WHAT YOU ARE ASKED TO DO >> From the data that follows, copy every line holding the string "возврату".

DATA ENTRIES >>

====

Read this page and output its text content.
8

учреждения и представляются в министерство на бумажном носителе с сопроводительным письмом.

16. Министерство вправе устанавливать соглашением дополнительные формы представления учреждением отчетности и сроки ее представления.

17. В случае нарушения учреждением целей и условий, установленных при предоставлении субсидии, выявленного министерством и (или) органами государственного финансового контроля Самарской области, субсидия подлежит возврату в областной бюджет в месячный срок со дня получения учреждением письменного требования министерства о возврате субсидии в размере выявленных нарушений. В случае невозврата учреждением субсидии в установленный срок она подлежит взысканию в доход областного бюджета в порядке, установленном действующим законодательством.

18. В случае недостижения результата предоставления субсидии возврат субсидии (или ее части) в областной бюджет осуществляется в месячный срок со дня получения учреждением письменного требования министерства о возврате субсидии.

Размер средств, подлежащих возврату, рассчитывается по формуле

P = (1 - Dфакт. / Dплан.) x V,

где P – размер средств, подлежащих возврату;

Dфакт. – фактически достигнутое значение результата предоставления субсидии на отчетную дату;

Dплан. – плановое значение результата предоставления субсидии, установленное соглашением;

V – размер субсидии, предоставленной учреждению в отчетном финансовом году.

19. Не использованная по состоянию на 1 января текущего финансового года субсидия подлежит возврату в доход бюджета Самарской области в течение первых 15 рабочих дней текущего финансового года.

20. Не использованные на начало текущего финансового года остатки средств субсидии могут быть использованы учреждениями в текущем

====

TASK SOLUTION >>
17. В случае нарушения учреждением целей и условий, установленных при предоставлении субсидии, выявленного министерством и (или) органами государственного финансового контроля Самарской области, субсидия подлежит возврату в областной бюджет в месячный срок со дня получения учреждением письменного требования министерства о возврате субсидии в размере выявленных нарушений. В случае невозврата учреждением субсидии в установленный срок она подлежит взысканию в доход областного бюджета в порядке, установленном действующим законодательством.
Размер средств, подлежащих возврату, рассчитывается по формуле
где P – размер средств, подлежащих возврату;
19. Не использованная по состоянию на 1 января текущего финансового года субсидия подлежит возврату в доход бюджета Самарской области в течение первых 15 рабочих дней текущего финансового года.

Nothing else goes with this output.